--- begin DATA FOR THIS EXERCISE ---

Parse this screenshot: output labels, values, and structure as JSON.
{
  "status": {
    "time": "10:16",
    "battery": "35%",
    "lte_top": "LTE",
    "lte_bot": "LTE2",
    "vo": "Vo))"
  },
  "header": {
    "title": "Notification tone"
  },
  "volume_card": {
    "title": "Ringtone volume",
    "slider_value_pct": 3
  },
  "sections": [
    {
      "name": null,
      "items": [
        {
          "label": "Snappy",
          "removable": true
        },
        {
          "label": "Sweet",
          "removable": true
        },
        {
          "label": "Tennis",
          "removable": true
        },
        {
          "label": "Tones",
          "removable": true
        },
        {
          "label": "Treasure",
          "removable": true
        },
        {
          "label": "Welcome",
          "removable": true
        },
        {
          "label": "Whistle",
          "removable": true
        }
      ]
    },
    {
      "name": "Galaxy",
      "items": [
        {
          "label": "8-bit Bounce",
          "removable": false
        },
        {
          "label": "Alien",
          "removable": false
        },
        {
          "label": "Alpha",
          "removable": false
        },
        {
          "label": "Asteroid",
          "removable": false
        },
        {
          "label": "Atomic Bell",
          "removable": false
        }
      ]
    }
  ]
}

--- end DATA FOR THIS EXERCISE ---

### WRITTEN PROBLEM
Every line of the data above should be copied exactly.

### CORRECT RESPONSE
Parse this screenshot: output labels, values, and structure as JSON.
{
  "status": {
    "time": "10:16",
    "battery": "35%",
    "lte_top": "LTE",
    "lte_bot": "LTE2",
    "vo": "Vo))"
  },
  "header": {
    "title": "Notification tone"
  },
  "volume_card": {
    "title": "Ringtone volume",
    "slider_value_pct": 3
  },
  "sections": [
    {
      "name": null,
      "items": [
        {
          "label": "Snappy",
          "removable": true
        },
        {
          "label": "Sweet",
          "removable": true
        },
        {
          "label": "Tennis",
          "removable": true
        },
        {
          "label": "Tones",
          "removable": true
        },
        {
          "label": "Treasure",
          "removable": true
        },
        {
          "label": "Welcome",
          "removable": true
        },
        {
          "label": "Whistle",
          "removable": true
        }
      ]
    },
    {
      "name": "Galaxy",
      "items": [
        {
          "label": "8-bit Bounce",
          "removable": false
        },
        {
          "label": "Alien",
          "removable": false
        },
        {
          "label": "Alpha",
          "removable": false
        },
        {
          "label": "Asteroid",
          "removable": false
        },
        {
          "label": "Atomic Bell",
          "removable": false
        }
      ]
    }
  ]
}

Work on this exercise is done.